### Aufgaben
1. In welchen Bereichen setzt CRITICAL FRIENDS laut dem Auszug über CRITICAL FRIENDS Impulse? Nenne alle.
2. Beantworte anhand des Auszugs über CRITICAL FRIENDS:
(a) Wie viele junge Mitstreiter*innen arbeiten an der Vision einer Beautiful Economy?
(b) Welchen Namen trägt die Akademie, die CRITICAL FRIENDS ins Leben gerufen hat?
(c) Welche Berufsbezeichnung dient als Vergleich für Personen, die Transformation verstehen, begleiten und initiieren können?
3. Schreibe den Auszug über CRITICAL FRIENDS im Anschluss an seinen letzten Satz weiter.

### Seitenauszug
Mittlerweile sind wir aber 35 junge Mitstreiter*innen, die an unserer Vision einer Beautiful Economy arbeiten.
“Wir leben in einer Zeit multidimensionaler Krisen, für die wir keine Lösung kennen.”
Susanne Schöb
Euer Unternehmen ist in drei Bereiche aufgeteilt. Welche sind das?
CRITICAL FRIENDS ist eine interdisziplinäre Gemeinschaft aus 35 jungen Spezialist*innen mit der Vision einer Beautiful Economy, die als Think Tank zusammenarbeiten. CRITICAL FRIENDS ist eine Akademie zur Ausbildung junger Changemaker, um konstruktiv die Transformation von Organisationen von innen heraus voranzutreiben. CRITICAL FRIENDS setzt Impulse in Zivilgesellschaft, Wirtschaft und Unternehmen mit Blick auf Transformations-Bemühungen.
CRITICAL FRIENDS setzt auf Transformationen durch Bildung. Welche Inhalte vermittelt Ihr in Eurer Akademie den Teilnehmerinnen und Teilnehmern? Wer soll sich am besten noch heute um eine Teilnahme bewerben?
In unserer Anfangszeit haben wir schnell gelernt – es ist wichtig zu inspirieren, doch echte Transformation gelingt am besten von innen. Es sind die eigenen jungen Mitarbeitenden, die Unternehmen zukunftsfähig machen. Deshalb haben wir die CHANGEMAKER AKADEMIE ins Leben gerufen.
Sie richtet sich an junge, konstruktive Talente, die Veränderungstreiber*innen sind und darin im Zuge unseres Fort- und Weiterbildungsprogramms gestärkt werden. Ziel ist es, Transformation im Unternehmen zu professionalisieren. So wie es heute Nachhaltigkeitsmanager*innen gibt – braucht es auch Personen im Unternehmen, die Transformation verstehen, begleiten und initiieren können.

### Bereitgestellte Daten
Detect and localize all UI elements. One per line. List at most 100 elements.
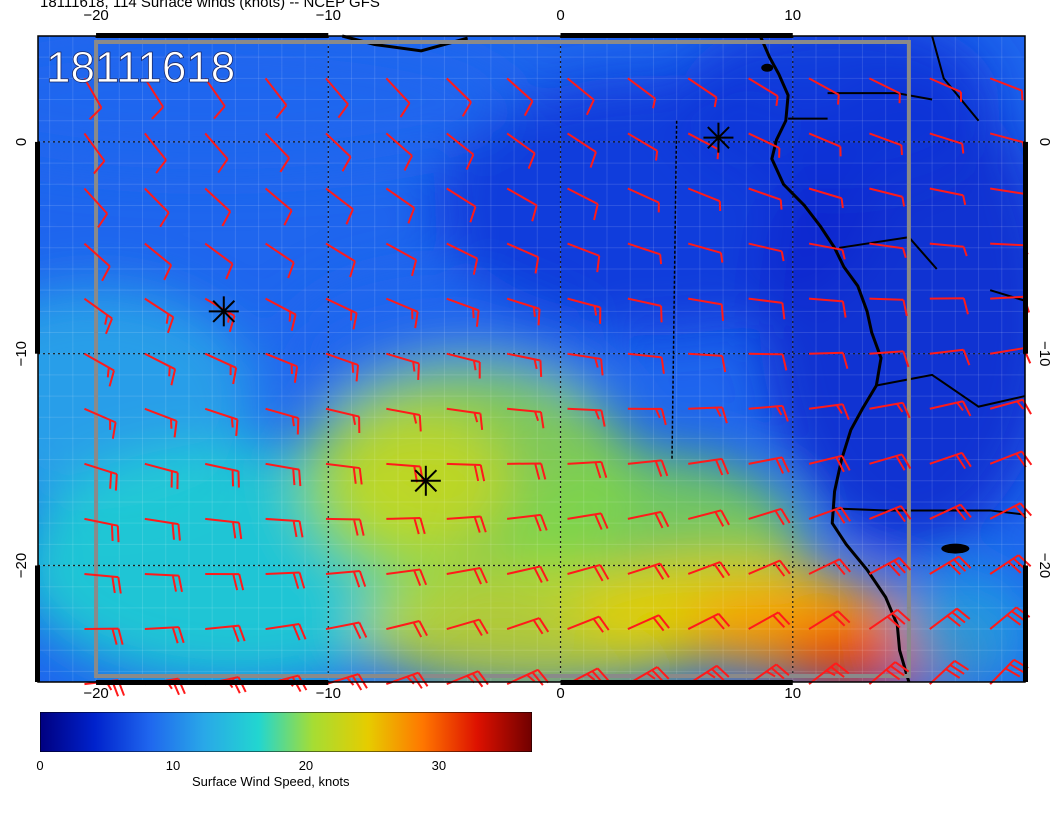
wind-barb [748,559,791,577]
colorbar-tick-label: 10 [165,758,181,773]
wind-barb [808,297,847,318]
wind-barb [567,615,610,633]
wind-barb [808,187,844,209]
country-border [931,35,980,122]
wind-barb [507,407,545,429]
wind-barb [386,407,422,432]
wind-barb [929,660,969,685]
wind-barb [688,509,730,527]
wind-barb [506,187,538,222]
wind-barb [688,297,725,321]
wind-barb [386,568,428,586]
wind-barb [265,623,307,641]
wind-barb [989,606,1031,630]
wind-barb [325,462,363,485]
colorbar [40,712,532,752]
wind-barb [748,297,786,320]
wind-barb [265,352,299,383]
wind-barb [325,407,361,434]
wind-barb [446,407,484,431]
lat-tick-label-left: −20 [13,553,30,578]
wind-barbs [83,77,1033,697]
wind-barb [264,132,290,173]
wind-barb [929,132,965,154]
wind-barb [748,242,785,262]
wind-barb [325,570,367,588]
wind-barb [325,132,352,172]
storm-marker [410,465,441,496]
wind-barb [567,352,604,376]
lon-tick-label-top: 10 [784,7,801,24]
wind-barb [627,666,670,685]
wind-barb [929,348,971,366]
wind-barb [627,352,665,374]
wind-barb [627,562,670,580]
wind-barb [989,450,1033,468]
wind-barb [265,571,306,589]
wind-barb [265,242,295,279]
wind-barb [989,658,1029,685]
wind-barb [385,242,418,277]
map-frame [37,35,1026,683]
colorbar-tick-label: 20 [298,758,314,773]
wind-barb [627,407,667,426]
wind-barb [627,614,670,632]
wind-barb [325,352,360,382]
lat-tick-label-left: −10 [13,341,30,366]
wind-barb [204,407,239,437]
wind-barb [84,517,120,543]
ruler-bar [1023,565,1028,682]
wind-barb [627,510,670,529]
wind-barb [144,297,175,334]
wind-barb [929,242,968,257]
wind-barb [446,515,487,533]
wind-barb [506,132,536,169]
wind-barb [446,297,480,327]
wind-barb [627,459,669,477]
wind-barb [83,77,103,120]
wind-barb [869,132,903,156]
wind-barb [204,187,232,227]
wind-barb [566,77,595,116]
wind-barb [385,77,411,118]
wind-barb [325,673,368,691]
wind-barb [446,462,486,482]
wind-barb [989,77,1024,101]
wind-barb [84,407,117,439]
wind-barb [929,187,967,206]
wind-barb [265,462,302,487]
wind-barb [83,242,111,282]
wind-barb [446,242,479,275]
wind-barb [687,242,724,263]
wind-barb [325,77,349,119]
wind-barb [808,351,849,369]
wind-barb [566,132,597,168]
wind-barb [748,663,790,685]
lon-tick-label-bottom: 10 [784,685,801,702]
ruler-bar [560,680,793,685]
colorbar-tick-label: 30 [431,758,447,773]
wind-barb [325,297,358,330]
wind-barb [989,502,1033,520]
wind-barb [929,555,972,576]
wind-barb [446,352,481,379]
wind-barb [506,668,550,686]
wind-barb [929,503,972,521]
wind-barb [627,242,663,265]
wind-barb [386,620,428,638]
wind-barb [205,572,245,591]
ruler-bar [35,141,40,354]
wind-barb [506,242,540,274]
wind-barb [748,187,783,210]
wind-barb [808,506,852,524]
wind-barb [748,404,789,422]
wind-barb [808,403,850,420]
lat-tick-label-left: 0 [13,138,30,146]
wind-barb [144,187,170,228]
wind-barb [84,462,118,491]
wind-barb [929,400,972,417]
wind-barb [265,297,297,331]
wind-barb [567,297,602,324]
wind-barb [204,77,226,120]
wind-barb [869,350,910,368]
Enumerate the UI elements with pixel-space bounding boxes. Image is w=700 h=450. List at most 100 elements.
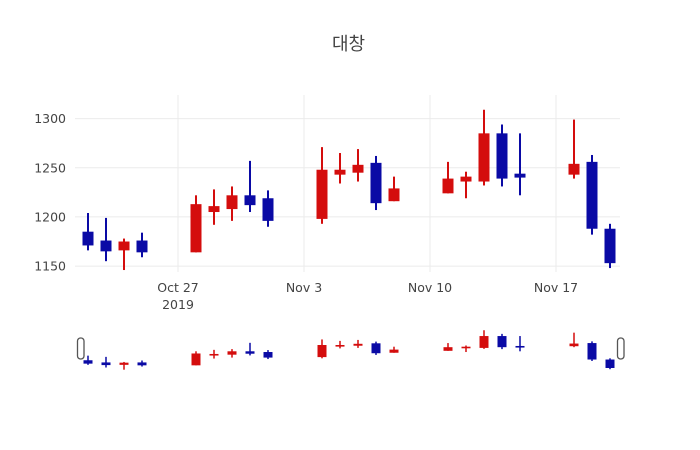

### Lösungen je Aufgabe
1. Zivilgesellschaft, Wirtschaft, Unternehmen

2.
(a) 35
(b) CHANGEMAKER AKADEMIE
(c) Nachhaltigkeitsmanager*innen

3.
In unserem 6-monatigen Programm finden sich sechs Module. Die Teilnehmer*innen werden durch hochqualifizierte Coaches in ihrer persönlichen Entwicklung gestärkt, bekommen ein generalistisches Fachwissen aus zukunftsweisenden Wirtschaftsfeldern und verfügen nach dem Programm über praxisorientierte Instrumente, um Ideen voranzubringen. Zudem bauen sie ihre Change Management-, Führungs-, Kommunikations- und Moderationsfähigkeiten aus. In zwei Praxisübungen und Challenges, wird das Erlernte direkt im Unternehmen implementiert.
Nun bleibt die Frage, wer sich heute noch bewerben soll. Es sind Personen mit Feuer im Herzen für Veränderung und neuen Ideen innerhalb von Unternehmen, aber auch Privatpersonen, die durch ihre Tätigkeit Veränderung in die Gesellschaft bringen wollen. Wir arbeiten als Fort -und Weiterbildungsprogramm, aber auch mit Unternehmen jeder Größe zusammen, die uns ihre internen Changemaker schicken oder mit denen wir interne eigene Kohorten durchführen.
Die Idee von CRITICAL FRIENDS ist die Transformation der Wirtschaft hin zu einer BEAUTIFUL ECONOMY. Was bedeutet der Begriff für Dich und wie kann dieser große Change Prozess gelingen?
Eine Beautiful Economy ist eine Wirtschaft, in der multidimensional Wert geschöpft wird. Angelehnt an den Nachhaltigkeitsbegriff, wird Wert nicht nur an einer Dimension, dem Profit gemessen, sondern auch an der Wertschöpfung in den Bereichen Planet, People und Product.
BEAUTIFUL ECONOMY ist die Vision unseres Unternehmens und als Vision natürlich nicht komplett ausdefiniert. Unser Thema und der Gegenstand unserer Arbeit im Think Tank sind die Hebel, also der Weg vom Heute ins Morgen. Dafür gibt es variable Lösungsansätze, wie die Kreislaufwirtschaft, Stakeholdervalue, Impact Investing, Cooperation & Innovation etc. Mit all diesen Themen und noch vielen weiteren setzen wir uns in unserer Arbeit auseinander.
"Die große Veränderung ist nur gemeinsam möglich. Deshalb ist der Maßstab unsere Wirksamkeit, Personen und Unternehmen, die wir inspirieren konnten, neue Wege zu gehen. Hin zu einer Beautiful Economy."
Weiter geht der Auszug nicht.